**INPUT RECORDS**

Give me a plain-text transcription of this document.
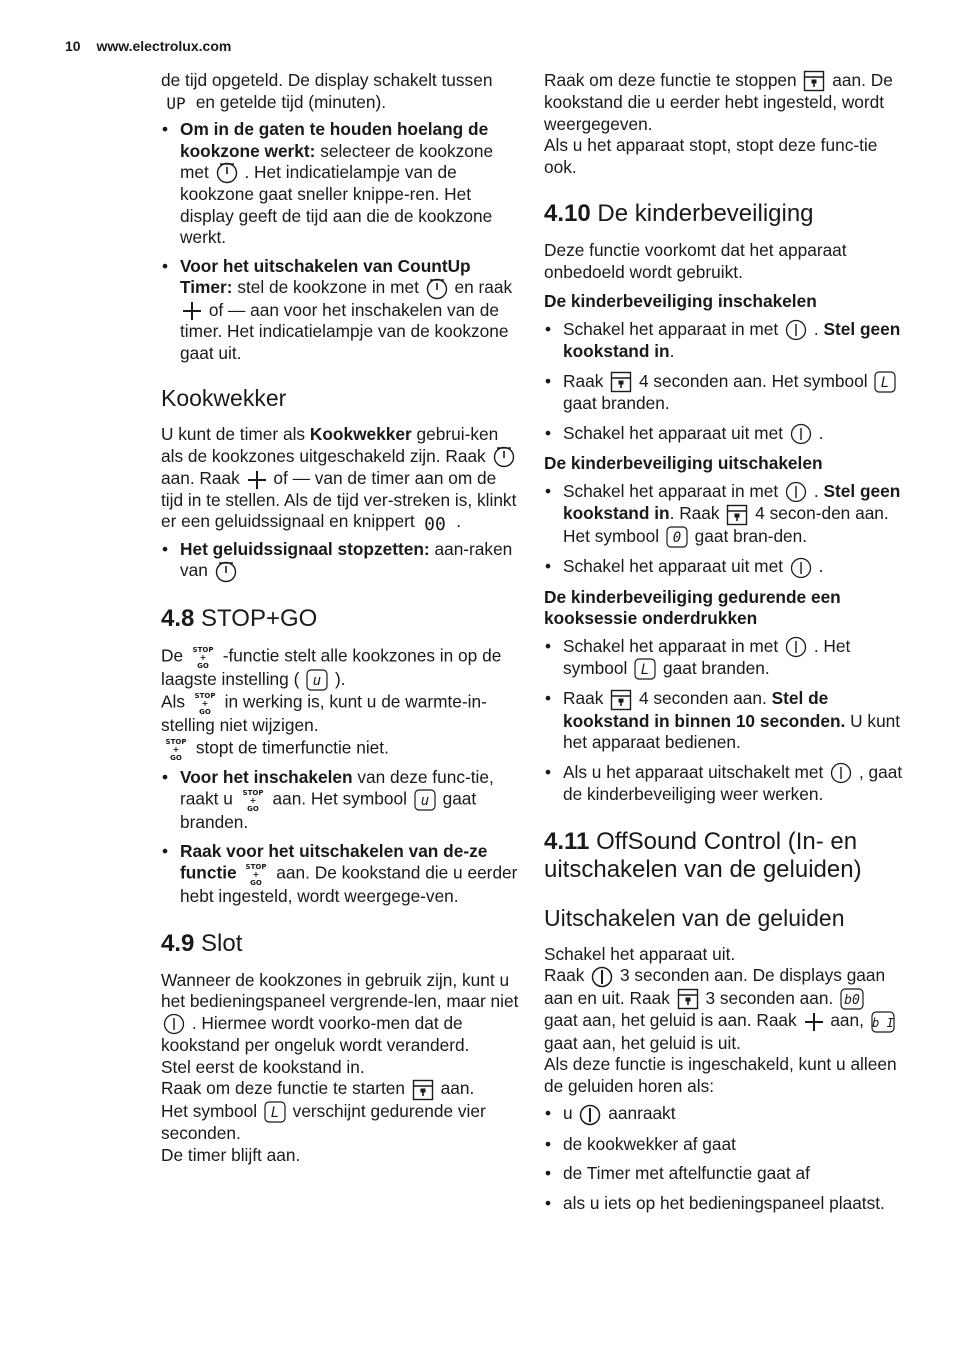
10 www.electrolux.com

de tijd opgeteld. De display schakelt tussen
UP en getelde tijd (minuten).

• Om in de gaten te houden hoelang de kookzone werkt: selecteer de kookzone met . Het indicatielampje van de kookzone gaat sneller knippe-ren. Het display geeft de tijd aan die de kookzone werkt.
• Voor het uitschakelen van CountUp Timer: stel de kookzone in met en raak
of — aan voor het inschakelen van de timer. Het indicatielampje van de kookzone gaat uit.
Kookwekker

U kunt de timer als Kookwekker gebrui-ken als de kookzones uitgeschakeld zijn. Raak
aan. Raak of — van de timer aan om de tijd in te stellen. Als de tijd ver-streken is, klinkt er een geluidssignaal en knippert 00 .

• Het geluidssignaal stopzetten: aan-raken van
4.8 STOP+GO

De STOP
+
GO
-functie stelt alle kookzones in op de laagste instelling ( u ).

Als STOP
+
GO
in werking is, kunt u de warmte-in-stelling niet wijzigen.

STOP
+
GO
stopt de timerfunctie niet.

• Voor het inschakelen van deze func-tie, raakt u STOP
+
GO
aan. Het symbool u gaat branden.
• Raak voor het uitschakelen van de-ze functie STOP
+
GO
aan. De kookstand die u eerder hebt ingesteld, wordt weergege-ven.
4.9 Slot

Wanneer de kookzones in gebruik zijn, kunt u het bedieningspaneel vergrende-len, maar niet
. Hiermee wordt voorko-men dat de kookstand per ongeluk wordt veranderd.

Stel eerst de kookstand in.

Raak om deze functie te starten aan.

Het symbool L verschijnt gedurende vier seconden.

De timer blijft aan.

Raak om deze functie te stoppen aan. De kookstand die u eerder hebt ingesteld, wordt weergegeven.

Als u het apparaat stopt, stopt deze func-tie ook.

4.10 De kinderbeveiliging

Deze functie voorkomt dat het apparaat onbedoeld wordt gebruikt.

De kinderbeveiliging inschakelen
• Schakel het apparaat in met . Stel geen kookstand in.
• Raak 4 seconden aan. Het symbool L
gaat branden.
• Schakel het apparaat uit met .
De kinderbeveiliging uitschakelen
• Schakel het apparaat in met . Stel geen kookstand in. Raak 4 secon-den aan. Het symbool 0 gaat bran-den.
• Schakel het apparaat uit met .
De kinderbeveiliging gedurende een kooksessie onderdrukken
• Schakel het apparaat in met . Het symbool L gaat branden.
• Raak 4 seconden aan. Stel de kookstand in binnen 10 seconden. U kunt het apparaat bedienen.
• Als u het apparaat uitschakelt met , gaat de kinderbeveiliging weer werken.
4.11 OffSound Control (In- en uitschakelen van de geluiden)
Uitschakelen van de geluiden

Schakel het apparaat uit.

Raak 3 seconden aan. De displays gaan aan en uit. Raak 3 seconden aan. b0
gaat aan, het geluid is aan. Raak aan, b I
gaat aan, het geluid is uit.

Als deze functie is ingeschakeld, kunt u alleen de geluiden horen als:

• u aanraakt
• de kookwekker af gaat
• de Timer met aftelfunctie gaat af
• als u iets op het bedieningspaneel plaatst.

**PROBLEM TO WORK ON**
Leave out the pictures and retype every line above exactly.

**RESULT OF THE TASK**
Give me a plain-text transcription of this document.
10 www.electrolux.com

de tijd opgeteld. De display schakelt tussen
UP en getelde tijd (minuten).

• Om in de gaten te houden hoelang de kookzone werkt: selecteer de kookzone met . Het indicatielampje van de kookzone gaat sneller knippe-ren. Het display geeft de tijd aan die de kookzone werkt.
• Voor het uitschakelen van CountUp Timer: stel de kookzone in met en raak
of — aan voor het inschakelen van de timer. Het indicatielampje van de kookzone gaat uit.
Kookwekker

U kunt de timer als Kookwekker gebrui-ken als de kookzones uitgeschakeld zijn. Raak
aan. Raak of — van de timer aan om de tijd in te stellen. Als de tijd ver-streken is, klinkt er een geluidssignaal en knippert 00 .

• Het geluidssignaal stopzetten: aan-raken van
4.8 STOP+GO

De STOP
+
GO
-functie stelt alle kookzones in op de laagste instelling ( u ).

Als STOP
+
GO
in werking is, kunt u de warmte-in-stelling niet wijzigen.

STOP
+
GO
stopt de timerfunctie niet.

• Voor het inschakelen van deze func-tie, raakt u STOP
+
GO
aan. Het symbool u gaat branden.
• Raak voor het uitschakelen van de-ze functie STOP
+
GO
aan. De kookstand die u eerder hebt ingesteld, wordt weergege-ven.
4.9 Slot

Wanneer de kookzones in gebruik zijn, kunt u het bedieningspaneel vergrende-len, maar niet
. Hiermee wordt voorko-men dat de kookstand per ongeluk wordt veranderd.

Stel eerst de kookstand in.

Raak om deze functie te starten aan.

Het symbool L verschijnt gedurende vier seconden.

De timer blijft aan.

Raak om deze functie te stoppen aan. De kookstand die u eerder hebt ingesteld, wordt weergegeven.

Als u het apparaat stopt, stopt deze func-tie ook.

4.10 De kinderbeveiliging

Deze functie voorkomt dat het apparaat onbedoeld wordt gebruikt.

De kinderbeveiliging inschakelen
• Schakel het apparaat in met . Stel geen kookstand in.
• Raak 4 seconden aan. Het symbool L
gaat branden.
• Schakel het apparaat uit met .
De kinderbeveiliging uitschakelen
• Schakel het apparaat in met . Stel geen kookstand in. Raak 4 secon-den aan. Het symbool 0 gaat bran-den.
• Schakel het apparaat uit met .
De kinderbeveiliging gedurende een kooksessie onderdrukken
• Schakel het apparaat in met . Het symbool L gaat branden.
• Raak 4 seconden aan. Stel de kookstand in binnen 10 seconden. U kunt het apparaat bedienen.
• Als u het apparaat uitschakelt met , gaat de kinderbeveiliging weer werken.
4.11 OffSound Control (In- en uitschakelen van de geluiden)
Uitschakelen van de geluiden

Schakel het apparaat uit.

Raak 3 seconden aan. De displays gaan aan en uit. Raak 3 seconden aan. b0
gaat aan, het geluid is aan. Raak aan, b I
gaat aan, het geluid is uit.

Als deze functie is ingeschakeld, kunt u alleen de geluiden horen als:

• u aanraakt
• de kookwekker af gaat
• de Timer met aftelfunctie gaat af
• als u iets op het bedieningspaneel plaatst.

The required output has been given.